(Saved entries)
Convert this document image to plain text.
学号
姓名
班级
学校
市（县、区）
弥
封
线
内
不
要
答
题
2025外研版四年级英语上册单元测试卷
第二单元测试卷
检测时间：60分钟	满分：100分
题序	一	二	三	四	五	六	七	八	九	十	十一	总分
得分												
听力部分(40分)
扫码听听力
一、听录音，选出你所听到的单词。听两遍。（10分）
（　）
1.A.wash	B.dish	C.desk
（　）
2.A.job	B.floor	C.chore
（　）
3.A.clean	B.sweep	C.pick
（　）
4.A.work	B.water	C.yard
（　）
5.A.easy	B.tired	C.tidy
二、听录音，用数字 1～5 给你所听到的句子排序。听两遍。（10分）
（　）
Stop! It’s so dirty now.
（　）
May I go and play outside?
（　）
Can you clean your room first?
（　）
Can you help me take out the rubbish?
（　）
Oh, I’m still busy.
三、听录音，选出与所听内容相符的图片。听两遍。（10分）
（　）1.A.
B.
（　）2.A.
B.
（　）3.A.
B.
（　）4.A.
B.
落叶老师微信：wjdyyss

* * *

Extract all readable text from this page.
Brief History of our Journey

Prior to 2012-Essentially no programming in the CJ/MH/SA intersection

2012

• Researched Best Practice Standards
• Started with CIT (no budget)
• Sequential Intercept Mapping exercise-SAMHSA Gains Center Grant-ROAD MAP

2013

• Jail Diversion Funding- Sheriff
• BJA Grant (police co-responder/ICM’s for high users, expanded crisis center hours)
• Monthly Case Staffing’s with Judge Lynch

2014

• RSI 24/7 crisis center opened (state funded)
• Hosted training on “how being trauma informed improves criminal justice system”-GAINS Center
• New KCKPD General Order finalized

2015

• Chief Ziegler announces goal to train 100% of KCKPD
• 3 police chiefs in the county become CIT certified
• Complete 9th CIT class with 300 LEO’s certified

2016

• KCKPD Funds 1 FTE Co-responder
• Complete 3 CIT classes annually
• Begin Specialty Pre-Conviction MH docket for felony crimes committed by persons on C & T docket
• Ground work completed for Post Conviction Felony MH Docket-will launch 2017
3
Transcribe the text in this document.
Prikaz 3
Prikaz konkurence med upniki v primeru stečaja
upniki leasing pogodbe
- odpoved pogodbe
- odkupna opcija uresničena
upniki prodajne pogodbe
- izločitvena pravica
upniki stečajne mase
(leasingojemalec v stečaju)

==

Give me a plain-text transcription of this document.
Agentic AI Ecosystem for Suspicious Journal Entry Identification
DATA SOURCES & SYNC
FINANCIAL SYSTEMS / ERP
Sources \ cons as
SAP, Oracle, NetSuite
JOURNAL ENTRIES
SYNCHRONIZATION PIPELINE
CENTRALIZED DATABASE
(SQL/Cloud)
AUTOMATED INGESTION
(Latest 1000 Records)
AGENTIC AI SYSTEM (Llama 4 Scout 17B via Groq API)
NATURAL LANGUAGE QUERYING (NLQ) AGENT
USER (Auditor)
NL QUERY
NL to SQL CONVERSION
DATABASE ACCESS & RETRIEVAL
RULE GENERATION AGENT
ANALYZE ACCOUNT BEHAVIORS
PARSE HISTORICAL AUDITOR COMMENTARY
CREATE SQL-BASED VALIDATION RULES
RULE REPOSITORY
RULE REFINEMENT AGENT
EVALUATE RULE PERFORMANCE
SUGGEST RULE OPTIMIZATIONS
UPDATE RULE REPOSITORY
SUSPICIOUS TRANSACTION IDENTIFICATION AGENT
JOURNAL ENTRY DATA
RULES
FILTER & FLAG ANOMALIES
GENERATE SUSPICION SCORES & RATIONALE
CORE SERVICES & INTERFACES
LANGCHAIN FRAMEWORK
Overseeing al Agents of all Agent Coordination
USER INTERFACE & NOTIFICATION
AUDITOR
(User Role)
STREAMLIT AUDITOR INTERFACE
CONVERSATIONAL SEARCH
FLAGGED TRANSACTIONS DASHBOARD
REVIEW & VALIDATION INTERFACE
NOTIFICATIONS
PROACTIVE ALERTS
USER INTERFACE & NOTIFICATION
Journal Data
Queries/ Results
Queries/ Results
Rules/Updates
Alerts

- YOUR OBJECTIVE: Report the number of lines above containing the word "plain", with no other text.

- TASK RESPONSE: 2